== EXERCISE GOAL ==
Type every record exactly as it appears.

GIVEN INFORMATION start

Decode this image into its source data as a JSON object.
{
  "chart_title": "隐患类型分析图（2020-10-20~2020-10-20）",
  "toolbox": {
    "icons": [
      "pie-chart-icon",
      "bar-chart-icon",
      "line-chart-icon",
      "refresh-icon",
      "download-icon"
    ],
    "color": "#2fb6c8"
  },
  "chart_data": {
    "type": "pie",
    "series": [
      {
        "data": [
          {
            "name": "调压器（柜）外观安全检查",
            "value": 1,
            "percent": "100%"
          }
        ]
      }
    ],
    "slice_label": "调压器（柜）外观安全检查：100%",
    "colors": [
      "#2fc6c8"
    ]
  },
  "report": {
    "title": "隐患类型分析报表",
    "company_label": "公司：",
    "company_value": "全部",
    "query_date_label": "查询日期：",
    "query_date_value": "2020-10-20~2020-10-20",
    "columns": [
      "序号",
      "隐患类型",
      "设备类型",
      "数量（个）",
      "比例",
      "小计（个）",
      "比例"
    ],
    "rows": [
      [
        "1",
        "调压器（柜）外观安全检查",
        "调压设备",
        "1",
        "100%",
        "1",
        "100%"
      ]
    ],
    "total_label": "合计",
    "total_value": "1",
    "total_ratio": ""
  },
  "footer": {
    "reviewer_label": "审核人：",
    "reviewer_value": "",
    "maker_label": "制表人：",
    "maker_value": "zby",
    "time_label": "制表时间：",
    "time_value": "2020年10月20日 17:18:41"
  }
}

GIVEN INFORMATION end

== RESPONSE BELOW ==
Decode this image into its source data as a JSON object.
{
  "chart_title": "隐患类型分析图（2020-10-20~2020-10-20）",
  "toolbox": {
    "icons": [
      "pie-chart-icon",
      "bar-chart-icon",
      "line-chart-icon",
      "refresh-icon",
      "download-icon"
    ],
    "color": "#2fb6c8"
  },
  "chart_data": {
    "type": "pie",
    "series": [
      {
        "data": [
          {
            "name": "调压器（柜）外观安全检查",
            "value": 1,
            "percent": "100%"
          }
        ]
      }
    ],
    "slice_label": "调压器（柜）外观安全检查：100%",
    "colors": [
      "#2fc6c8"
    ]
  },
  "report": {
    "title": "隐患类型分析报表",
    "company_label": "公司：",
    "company_value": "全部",
    "query_date_label": "查询日期：",
    "query_date_value": "2020-10-20~2020-10-20",
    "columns": [
      "序号",
      "隐患类型",
      "设备类型",
      "数量（个）",
      "比例",
      "小计（个）",
      "比例"
    ],
    "rows": [
      [
        "1",
        "调压器（柜）外观安全检查",
        "调压设备",
        "1",
        "100%",
        "1",
        "100%"
      ]
    ],
    "total_label": "合计",
    "total_value": "1",
    "total_ratio": ""
  },
  "footer": {
    "reviewer_label": "审核人：",
    "reviewer_value": "",
    "maker_label": "制表人：",
    "maker_value": "zby",
    "time_label": "制表时间：",
    "time_value": "2020年10月20日 17:18:41"
  }
}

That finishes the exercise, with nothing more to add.